> The task:
All of the lines below are to be printed again exactly; images are excluded from the output.

•••••

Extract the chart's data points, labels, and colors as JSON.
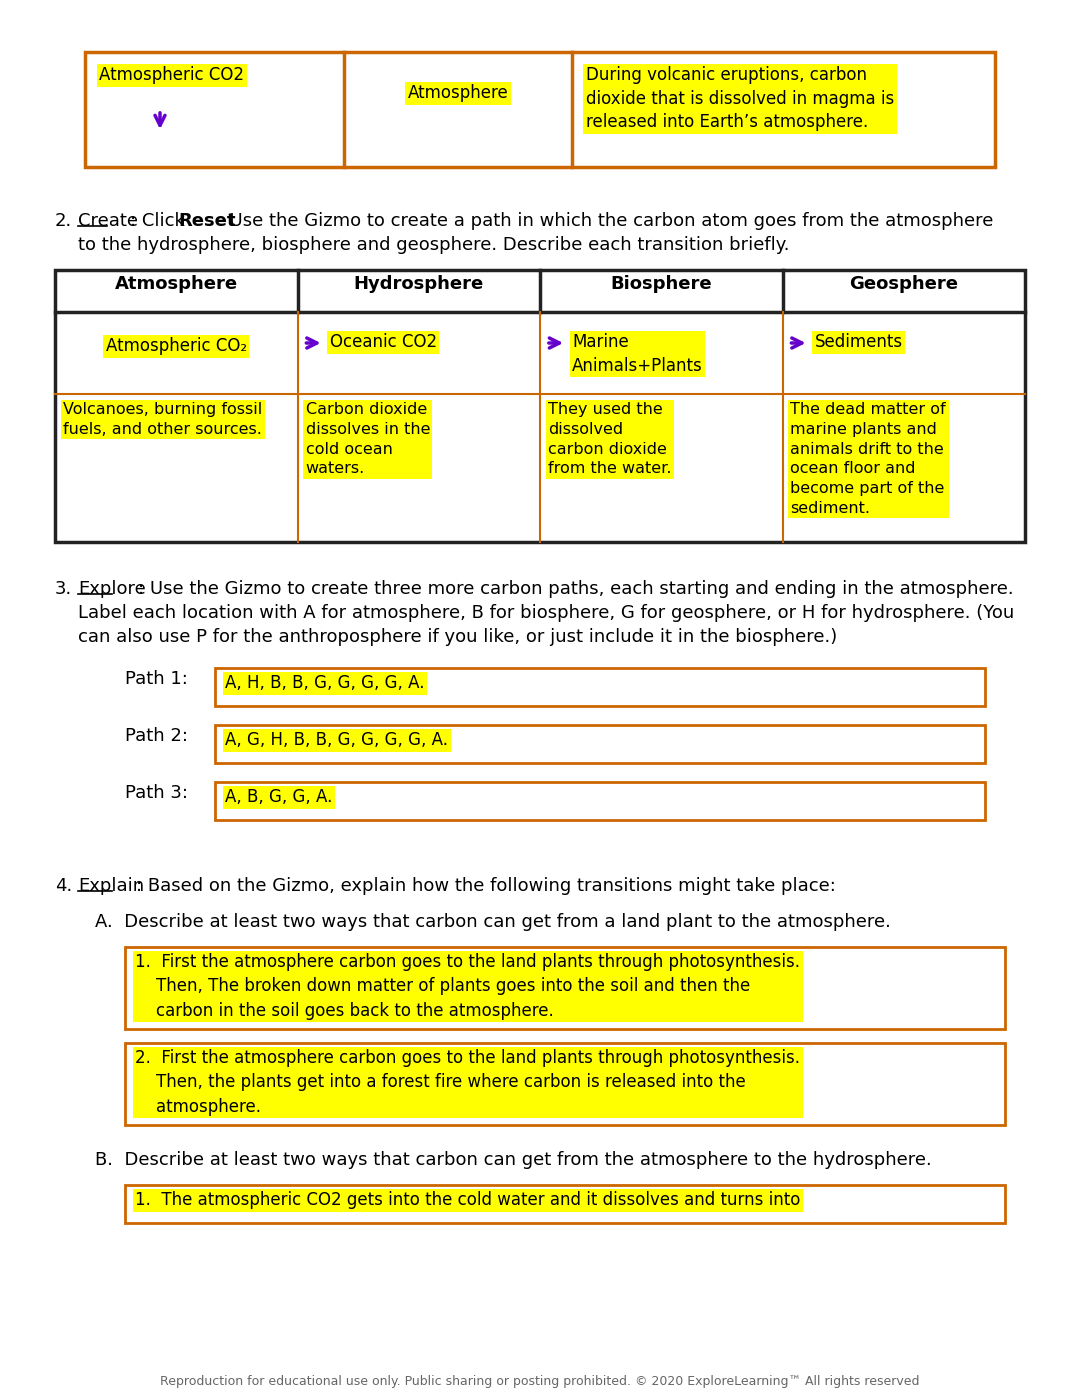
{
  "bg_color": "#ffffff",
  "highlight_yellow": "#ffff00",
  "border_orange": "#cc6600",
  "arrow_purple": "#6600cc",
  "section2_headers": [
    "Atmosphere",
    "Hydrosphere",
    "Biosphere",
    "Geosphere"
  ],
  "section2_row1": [
    "Atmospheric CO₂",
    "Oceanic CO2",
    "Marine\nAnimals+Plants",
    "Sediments"
  ],
  "section2_row2": [
    "Volcanoes, burning fossil\nfuels, and other sources.",
    "Carbon dioxide\ndissolves in the\ncold ocean\nwaters.",
    "They used the\ndissolved\ncarbon dioxide\nfrom the water.",
    "The dead matter of\nmarine plants and\nanimals drift to the\nocean floor and\nbecome part of the\nsediment."
  ],
  "paths": [
    "A, H, B, B, G, G, G, G, A.",
    "A, G, H, B, B, G, G, G, G, A.",
    "A, B, G, G, A."
  ],
  "section4a_answers": [
    "1.  First the atmosphere carbon goes to the land plants through photosynthesis.\n    Then, The broken down matter of plants goes into the soil and then the\n    carbon in the soil goes back to the atmosphere.",
    "2.  First the atmosphere carbon goes to the land plants through photosynthesis.\n    Then, the plants get into a forest fire where carbon is released into the\n    atmosphere."
  ],
  "section4b_answers": [
    "1.  The atmospheric CO2 gets into the cold water and it dissolves and turns into"
  ],
  "footer": "Reproduction for educational use only. Public sharing or posting prohibited. © 2020 ExploreLearning™ All rights reserved"
}
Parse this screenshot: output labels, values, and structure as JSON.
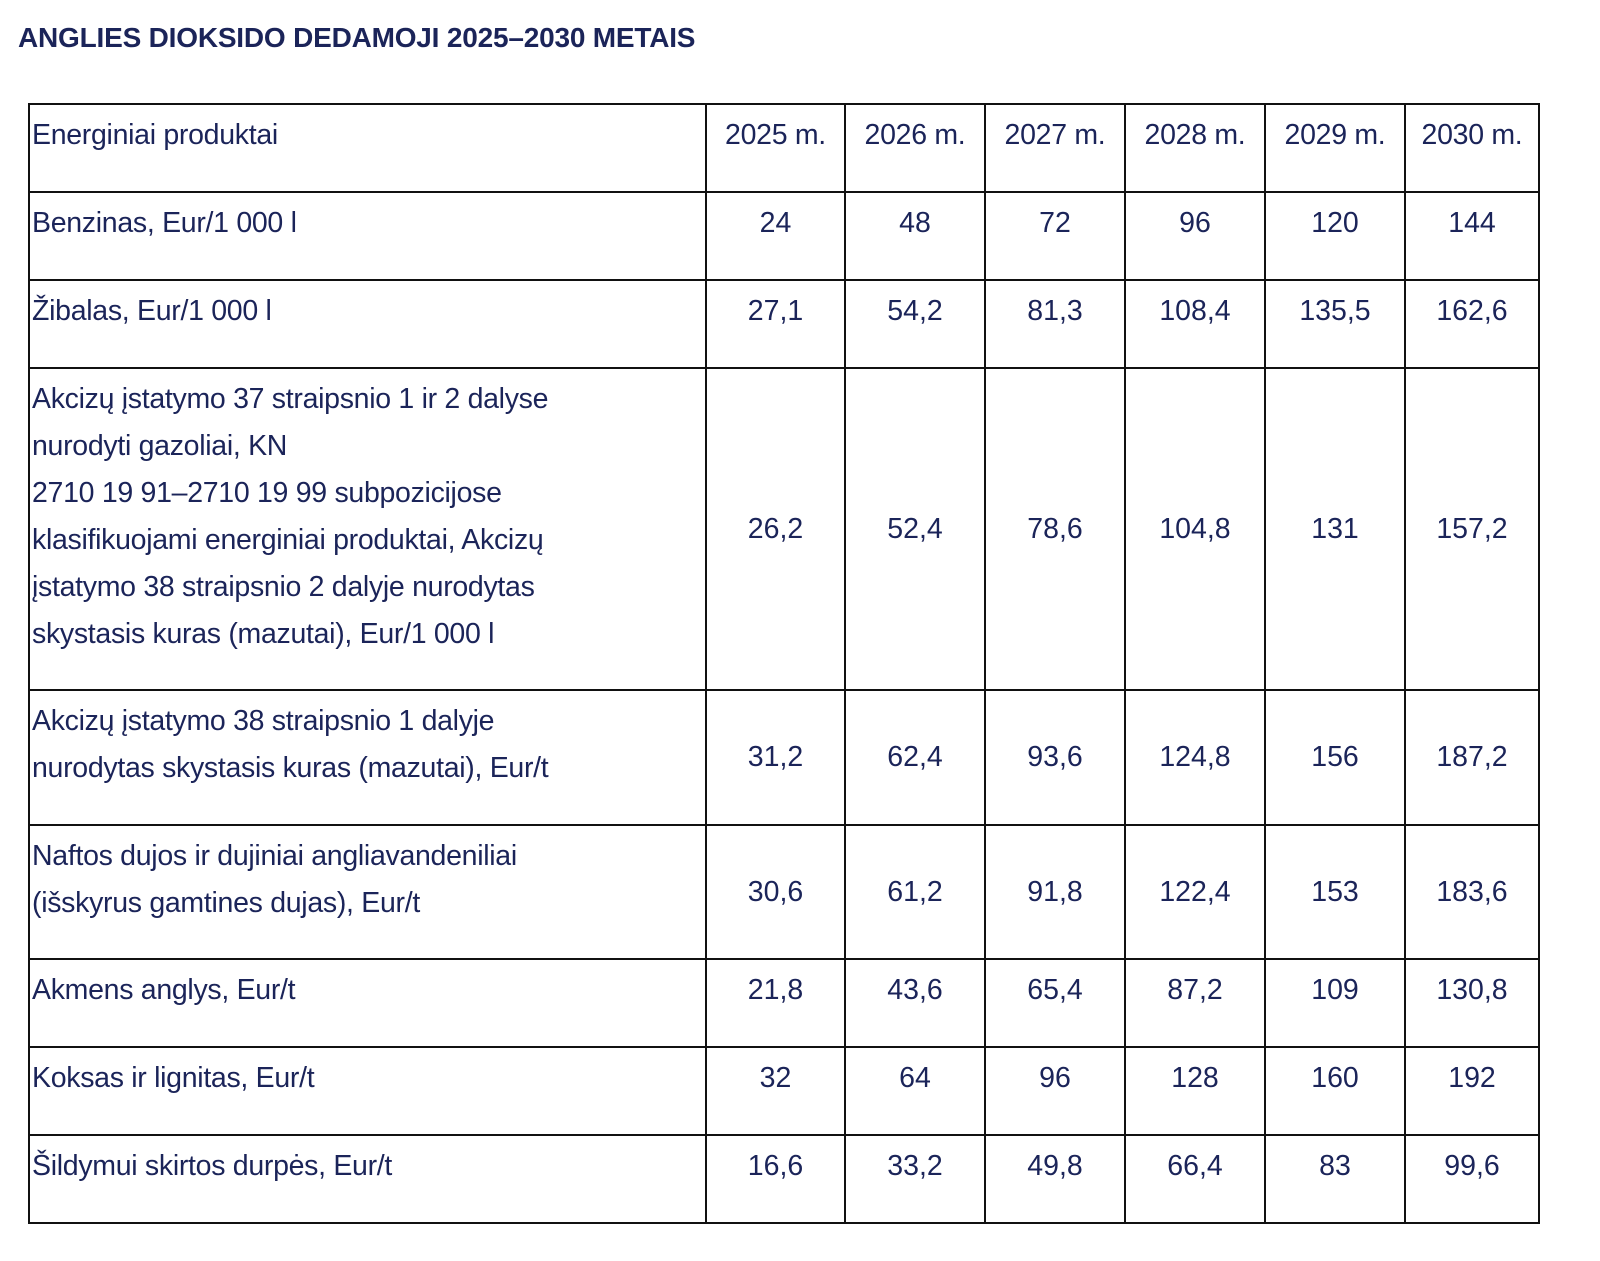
{
  "page": {
    "title": "ANGLIES DIOKSIDO DEDAMOJI 2025–2030 METAIS"
  },
  "table": {
    "header": {
      "product": "Energiniai produktai",
      "years": [
        "2025 m.",
        "2026 m.",
        "2027 m.",
        "2028 m.",
        "2029 m.",
        "2030 m."
      ]
    },
    "rows": [
      {
        "label_lines": [
          "Benzinas, Eur/1 000 l"
        ],
        "values": [
          "24",
          "48",
          "72",
          "96",
          "120",
          "144"
        ]
      },
      {
        "label_lines": [
          "Žibalas, Eur/1 000 l"
        ],
        "values": [
          "27,1",
          "54,2",
          "81,3",
          "108,4",
          "135,5",
          "162,6"
        ]
      },
      {
        "label_lines": [
          "Akcizų įstatymo 37 straipsnio 1 ir 2 dalyse",
          "nurodyti gazoliai, KN",
          "2710 19 91–2710 19 99 subpozicijose",
          "klasifikuojami energiniai produktai, Akcizų",
          "įstatymo 38 straipsnio 2 dalyje nurodytas",
          "skystasis kuras (mazutai), Eur/1 000 l"
        ],
        "values": [
          "26,2",
          "52,4",
          "78,6",
          "104,8",
          "131",
          "157,2"
        ]
      },
      {
        "label_lines": [
          "Akcizų įstatymo 38 straipsnio 1 dalyje",
          "nurodytas skystasis kuras (mazutai), Eur/t"
        ],
        "values": [
          "31,2",
          "62,4",
          "93,6",
          "124,8",
          "156",
          "187,2"
        ]
      },
      {
        "label_lines": [
          "Naftos dujos ir dujiniai angliavandeniliai",
          "(išskyrus gamtines dujas), Eur/t"
        ],
        "values": [
          "30,6",
          "61,2",
          "91,8",
          "122,4",
          "153",
          "183,6"
        ]
      },
      {
        "label_lines": [
          "Akmens anglys, Eur/t"
        ],
        "values": [
          "21,8",
          "43,6",
          "65,4",
          "87,2",
          "109",
          "130,8"
        ]
      },
      {
        "label_lines": [
          "Koksas ir lignitas, Eur/t"
        ],
        "values": [
          "32",
          "64",
          "96",
          "128",
          "160",
          "192"
        ]
      },
      {
        "label_lines": [
          "Šildymui skirtos durpės, Eur/t"
        ],
        "values": [
          "16,6",
          "33,2",
          "49,8",
          "66,4",
          "83",
          "99,6"
        ]
      }
    ]
  }
}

•••••

> Answer below:
Extract the chart's data points, labels, and colors as JSON.
{
  "bg_color": "#ffffff",
  "highlight_yellow": "#ffff00",
  "border_orange": "#cc6600",
  "arrow_purple": "#6600cc",
  "section2_headers": [
    "Atmosphere",
    "Hydrosphere",
    "Biosphere",
    "Geosphere"
  ],
  "section2_row1": [
    "Atmospheric CO₂",
    "Oceanic CO2",
    "Marine\nAnimals+Plants",
    "Sediments"
  ],
  "section2_row2": [
    "Volcanoes, burning fossil\nfuels, and other sources.",
    "Carbon dioxide\ndissolves in the\ncold ocean\nwaters.",
    "They used the\ndissolved\ncarbon dioxide\nfrom the water.",
    "The dead matter of\nmarine plants and\nanimals drift to the\nocean floor and\nbecome part of the\nsediment."
  ],
  "paths": [
    "A, H, B, B, G, G, G, G, A.",
    "A, G, H, B, B, G, G, G, G, A.",
    "A, B, G, G, A."
  ],
  "section4a_answers": [
    "1.  First the atmosphere carbon goes to the land plants through photosynthesis.\n    Then, The broken down matter of plants goes into the soil and then the\n    carbon in the soil goes back to the atmosphere.",
    "2.  First the atmosphere carbon goes to the land plants through photosynthesis.\n    Then, the plants get into a forest fire where carbon is released into the\n    atmosphere."
  ],
  "section4b_answers": [
    "1.  The atmospheric CO2 gets into the cold water and it dissolves and turns into"
  ],
  "footer": "Reproduction for educational use only. Public sharing or posting prohibited. © 2020 ExploreLearning™ All rights reserved"
}
Parse this screenshot: output labels, values, and structure as JSON.
{
  "page": {
    "title": "ANGLIES DIOKSIDO DEDAMOJI 2025–2030 METAIS"
  },
  "table": {
    "header": {
      "product": "Energiniai produktai",
      "years": [
        "2025 m.",
        "2026 m.",
        "2027 m.",
        "2028 m.",
        "2029 m.",
        "2030 m."
      ]
    },
    "rows": [
      {
        "label_lines": [
          "Benzinas, Eur/1 000 l"
        ],
        "values": [
          "24",
          "48",
          "72",
          "96",
          "120",
          "144"
        ]
      },
      {
        "label_lines": [
          "Žibalas, Eur/1 000 l"
        ],
        "values": [
          "27,1",
          "54,2",
          "81,3",
          "108,4",
          "135,5",
          "162,6"
        ]
      },
      {
        "label_lines": [
          "Akcizų įstatymo 37 straipsnio 1 ir 2 dalyse",
          "nurodyti gazoliai, KN",
          "2710 19 91–2710 19 99 subpozicijose",
          "klasifikuojami energiniai produktai, Akcizų",
          "įstatymo 38 straipsnio 2 dalyje nurodytas",
          "skystasis kuras (mazutai), Eur/1 000 l"
        ],
        "values": [
          "26,2",
          "52,4",
          "78,6",
          "104,8",
          "131",
          "157,2"
        ]
      },
      {
        "label_lines": [
          "Akcizų įstatymo 38 straipsnio 1 dalyje",
          "nurodytas skystasis kuras (mazutai), Eur/t"
        ],
        "values": [
          "31,2",
          "62,4",
          "93,6",
          "124,8",
          "156",
          "187,2"
        ]
      },
      {
        "label_lines": [
          "Naftos dujos ir dujiniai angliavandeniliai",
          "(išskyrus gamtines dujas), Eur/t"
        ],
        "values": [
          "30,6",
          "61,2",
          "91,8",
          "122,4",
          "153",
          "183,6"
        ]
      },
      {
        "label_lines": [
          "Akmens anglys, Eur/t"
        ],
        "values": [
          "21,8",
          "43,6",
          "65,4",
          "87,2",
          "109",
          "130,8"
        ]
      },
      {
        "label_lines": [
          "Koksas ir lignitas, Eur/t"
        ],
        "values": [
          "32",
          "64",
          "96",
          "128",
          "160",
          "192"
        ]
      },
      {
        "label_lines": [
          "Šildymui skirtos durpės, Eur/t"
        ],
        "values": [
          "16,6",
          "33,2",
          "49,8",
          "66,4",
          "83",
          "99,6"
        ]
      }
    ]
  }
}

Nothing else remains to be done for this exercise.